*Given exercise*
Return all of the lines below exactly as they are.

*Stored rows*
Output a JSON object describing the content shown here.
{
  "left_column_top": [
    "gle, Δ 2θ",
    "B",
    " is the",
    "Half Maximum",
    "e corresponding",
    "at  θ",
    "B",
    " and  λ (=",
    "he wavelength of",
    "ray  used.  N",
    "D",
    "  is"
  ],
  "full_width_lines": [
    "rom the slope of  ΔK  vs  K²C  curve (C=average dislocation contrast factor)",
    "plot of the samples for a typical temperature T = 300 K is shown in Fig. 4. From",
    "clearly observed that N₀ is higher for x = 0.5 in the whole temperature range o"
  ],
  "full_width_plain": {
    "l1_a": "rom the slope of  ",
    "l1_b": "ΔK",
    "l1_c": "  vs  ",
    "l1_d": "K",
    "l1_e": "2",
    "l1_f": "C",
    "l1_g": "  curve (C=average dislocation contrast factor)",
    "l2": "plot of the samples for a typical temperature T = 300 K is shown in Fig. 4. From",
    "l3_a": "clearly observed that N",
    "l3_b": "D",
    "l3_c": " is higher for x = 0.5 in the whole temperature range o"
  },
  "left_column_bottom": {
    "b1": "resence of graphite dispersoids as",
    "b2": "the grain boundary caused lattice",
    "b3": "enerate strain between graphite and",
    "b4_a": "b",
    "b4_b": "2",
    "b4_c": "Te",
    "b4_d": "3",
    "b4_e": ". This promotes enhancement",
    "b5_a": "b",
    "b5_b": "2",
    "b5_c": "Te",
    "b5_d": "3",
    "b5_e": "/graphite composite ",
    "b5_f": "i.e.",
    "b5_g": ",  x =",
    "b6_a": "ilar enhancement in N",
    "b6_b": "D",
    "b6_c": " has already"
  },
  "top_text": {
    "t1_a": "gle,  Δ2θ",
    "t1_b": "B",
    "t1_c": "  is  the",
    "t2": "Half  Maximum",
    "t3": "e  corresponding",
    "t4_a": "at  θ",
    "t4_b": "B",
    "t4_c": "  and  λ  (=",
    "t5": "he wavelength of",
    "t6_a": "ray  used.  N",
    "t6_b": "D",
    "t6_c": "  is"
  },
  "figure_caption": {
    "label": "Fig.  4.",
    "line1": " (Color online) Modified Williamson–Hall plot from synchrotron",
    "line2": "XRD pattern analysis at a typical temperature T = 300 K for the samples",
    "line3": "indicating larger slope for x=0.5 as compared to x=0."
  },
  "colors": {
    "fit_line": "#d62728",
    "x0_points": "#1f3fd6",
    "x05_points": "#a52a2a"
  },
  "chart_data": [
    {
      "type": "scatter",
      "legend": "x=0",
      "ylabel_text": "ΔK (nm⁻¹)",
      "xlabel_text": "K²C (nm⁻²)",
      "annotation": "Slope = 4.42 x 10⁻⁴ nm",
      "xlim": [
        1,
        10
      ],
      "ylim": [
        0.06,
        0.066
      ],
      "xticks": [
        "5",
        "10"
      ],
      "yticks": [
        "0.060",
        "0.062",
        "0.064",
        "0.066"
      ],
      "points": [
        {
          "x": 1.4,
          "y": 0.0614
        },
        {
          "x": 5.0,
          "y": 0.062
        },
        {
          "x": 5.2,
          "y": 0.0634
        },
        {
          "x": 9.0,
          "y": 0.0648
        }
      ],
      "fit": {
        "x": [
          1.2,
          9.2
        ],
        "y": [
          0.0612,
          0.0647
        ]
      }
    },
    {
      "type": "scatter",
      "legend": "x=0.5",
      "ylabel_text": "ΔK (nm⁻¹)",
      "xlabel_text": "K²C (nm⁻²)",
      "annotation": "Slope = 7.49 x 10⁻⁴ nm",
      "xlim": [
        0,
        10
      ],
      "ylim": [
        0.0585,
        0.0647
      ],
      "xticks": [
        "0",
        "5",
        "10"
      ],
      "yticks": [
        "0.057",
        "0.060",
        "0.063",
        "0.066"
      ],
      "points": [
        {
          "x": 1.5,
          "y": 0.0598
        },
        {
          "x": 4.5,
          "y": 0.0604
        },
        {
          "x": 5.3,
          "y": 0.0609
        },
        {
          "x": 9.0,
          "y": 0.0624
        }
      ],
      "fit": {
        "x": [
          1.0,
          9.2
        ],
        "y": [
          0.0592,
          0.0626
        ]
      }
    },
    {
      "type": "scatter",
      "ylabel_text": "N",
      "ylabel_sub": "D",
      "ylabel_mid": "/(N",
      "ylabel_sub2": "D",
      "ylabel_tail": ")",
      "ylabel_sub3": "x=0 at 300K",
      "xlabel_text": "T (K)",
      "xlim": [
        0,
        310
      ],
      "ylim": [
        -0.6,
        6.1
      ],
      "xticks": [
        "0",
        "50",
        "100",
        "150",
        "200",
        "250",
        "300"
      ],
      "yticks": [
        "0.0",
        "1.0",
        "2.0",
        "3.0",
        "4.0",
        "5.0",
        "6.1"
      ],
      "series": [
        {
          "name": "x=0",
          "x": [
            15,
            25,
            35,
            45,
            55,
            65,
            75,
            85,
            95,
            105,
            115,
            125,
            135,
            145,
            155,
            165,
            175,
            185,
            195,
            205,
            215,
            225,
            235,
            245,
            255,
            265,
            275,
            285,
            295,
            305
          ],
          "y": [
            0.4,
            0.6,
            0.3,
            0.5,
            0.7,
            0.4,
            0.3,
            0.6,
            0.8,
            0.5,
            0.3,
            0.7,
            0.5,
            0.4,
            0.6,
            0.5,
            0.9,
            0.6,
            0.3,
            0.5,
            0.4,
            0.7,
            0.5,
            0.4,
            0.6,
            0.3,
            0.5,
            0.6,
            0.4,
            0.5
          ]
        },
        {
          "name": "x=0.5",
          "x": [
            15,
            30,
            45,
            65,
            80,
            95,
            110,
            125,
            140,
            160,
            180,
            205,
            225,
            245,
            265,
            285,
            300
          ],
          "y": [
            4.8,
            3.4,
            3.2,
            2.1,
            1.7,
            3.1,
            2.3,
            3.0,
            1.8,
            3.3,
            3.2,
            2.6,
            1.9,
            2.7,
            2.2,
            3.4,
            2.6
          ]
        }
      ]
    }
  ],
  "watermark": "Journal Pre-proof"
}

*Written response*
Output a JSON object describing the content shown here.
{
  "left_column_top": [
    "gle, Δ 2θ",
    "B",
    " is the",
    "Half Maximum",
    "e corresponding",
    "at  θ",
    "B",
    " and  λ (=",
    "he wavelength of",
    "ray  used.  N",
    "D",
    "  is"
  ],
  "full_width_lines": [
    "rom the slope of  ΔK  vs  K²C  curve (C=average dislocation contrast factor)",
    "plot of the samples for a typical temperature T = 300 K is shown in Fig. 4. From",
    "clearly observed that N₀ is higher for x = 0.5 in the whole temperature range o"
  ],
  "full_width_plain": {
    "l1_a": "rom the slope of  ",
    "l1_b": "ΔK",
    "l1_c": "  vs  ",
    "l1_d": "K",
    "l1_e": "2",
    "l1_f": "C",
    "l1_g": "  curve (C=average dislocation contrast factor)",
    "l2": "plot of the samples for a typical temperature T = 300 K is shown in Fig. 4. From",
    "l3_a": "clearly observed that N",
    "l3_b": "D",
    "l3_c": " is higher for x = 0.5 in the whole temperature range o"
  },
  "left_column_bottom": {
    "b1": "resence of graphite dispersoids as",
    "b2": "the grain boundary caused lattice",
    "b3": "enerate strain between graphite and",
    "b4_a": "b",
    "b4_b": "2",
    "b4_c": "Te",
    "b4_d": "3",
    "b4_e": ". This promotes enhancement",
    "b5_a": "b",
    "b5_b": "2",
    "b5_c": "Te",
    "b5_d": "3",
    "b5_e": "/graphite composite ",
    "b5_f": "i.e.",
    "b5_g": ",  x =",
    "b6_a": "ilar enhancement in N",
    "b6_b": "D",
    "b6_c": " has already"
  },
  "top_text": {
    "t1_a": "gle,  Δ2θ",
    "t1_b": "B",
    "t1_c": "  is  the",
    "t2": "Half  Maximum",
    "t3": "e  corresponding",
    "t4_a": "at  θ",
    "t4_b": "B",
    "t4_c": "  and  λ  (=",
    "t5": "he wavelength of",
    "t6_a": "ray  used.  N",
    "t6_b": "D",
    "t6_c": "  is"
  },
  "figure_caption": {
    "label": "Fig.  4.",
    "line1": " (Color online) Modified Williamson–Hall plot from synchrotron",
    "line2": "XRD pattern analysis at a typical temperature T = 300 K for the samples",
    "line3": "indicating larger slope for x=0.5 as compared to x=0."
  },
  "colors": {
    "fit_line": "#d62728",
    "x0_points": "#1f3fd6",
    "x05_points": "#a52a2a"
  },
  "chart_data": [
    {
      "type": "scatter",
      "legend": "x=0",
      "ylabel_text": "ΔK (nm⁻¹)",
      "xlabel_text": "K²C (nm⁻²)",
      "annotation": "Slope = 4.42 x 10⁻⁴ nm",
      "xlim": [
        1,
        10
      ],
      "ylim": [
        0.06,
        0.066
      ],
      "xticks": [
        "5",
        "10"
      ],
      "yticks": [
        "0.060",
        "0.062",
        "0.064",
        "0.066"
      ],
      "points": [
        {
          "x": 1.4,
          "y": 0.0614
        },
        {
          "x": 5.0,
          "y": 0.062
        },
        {
          "x": 5.2,
          "y": 0.0634
        },
        {
          "x": 9.0,
          "y": 0.0648
        }
      ],
      "fit": {
        "x": [
          1.2,
          9.2
        ],
        "y": [
          0.0612,
          0.0647
        ]
      }
    },
    {
      "type": "scatter",
      "legend": "x=0.5",
      "ylabel_text": "ΔK (nm⁻¹)",
      "xlabel_text": "K²C (nm⁻²)",
      "annotation": "Slope = 7.49 x 10⁻⁴ nm",
      "xlim": [
        0,
        10
      ],
      "ylim": [
        0.0585,
        0.0647
      ],
      "xticks": [
        "0",
        "5",
        "10"
      ],
      "yticks": [
        "0.057",
        "0.060",
        "0.063",
        "0.066"
      ],
      "points": [
        {
          "x": 1.5,
          "y": 0.0598
        },
        {
          "x": 4.5,
          "y": 0.0604
        },
        {
          "x": 5.3,
          "y": 0.0609
        },
        {
          "x": 9.0,
          "y": 0.0624
        }
      ],
      "fit": {
        "x": [
          1.0,
          9.2
        ],
        "y": [
          0.0592,
          0.0626
        ]
      }
    },
    {
      "type": "scatter",
      "ylabel_text": "N",
      "ylabel_sub": "D",
      "ylabel_mid": "/(N",
      "ylabel_sub2": "D",
      "ylabel_tail": ")",
      "ylabel_sub3": "x=0 at 300K",
      "xlabel_text": "T (K)",
      "xlim": [
        0,
        310
      ],
      "ylim": [
        -0.6,
        6.1
      ],
      "xticks": [
        "0",
        "50",
        "100",
        "150",
        "200",
        "250",
        "300"
      ],
      "yticks": [
        "0.0",
        "1.0",
        "2.0",
        "3.0",
        "4.0",
        "5.0",
        "6.1"
      ],
      "series": [
        {
          "name": "x=0",
          "x": [
            15,
            25,
            35,
            45,
            55,
            65,
            75,
            85,
            95,
            105,
            115,
            125,
            135,
            145,
            155,
            165,
            175,
            185,
            195,
            205,
            215,
            225,
            235,
            245,
            255,
            265,
            275,
            285,
            295,
            305
          ],
          "y": [
            0.4,
            0.6,
            0.3,
            0.5,
            0.7,
            0.4,
            0.3,
            0.6,
            0.8,
            0.5,
            0.3,
            0.7,
            0.5,
            0.4,
            0.6,
            0.5,
            0.9,
            0.6,
            0.3,
            0.5,
            0.4,
            0.7,
            0.5,
            0.4,
            0.6,
            0.3,
            0.5,
            0.6,
            0.4,
            0.5
          ]
        },
        {
          "name": "x=0.5",
          "x": [
            15,
            30,
            45,
            65,
            80,
            95,
            110,
            125,
            140,
            160,
            180,
            205,
            225,
            245,
            265,
            285,
            300
          ],
          "y": [
            4.8,
            3.4,
            3.2,
            2.1,
            1.7,
            3.1,
            2.3,
            3.0,
            1.8,
            3.3,
            3.2,
            2.6,
            1.9,
            2.7,
            2.2,
            3.4,
            2.6
          ]
        }
      ]
    }
  ],
  "watermark": "Journal Pre-proof"
}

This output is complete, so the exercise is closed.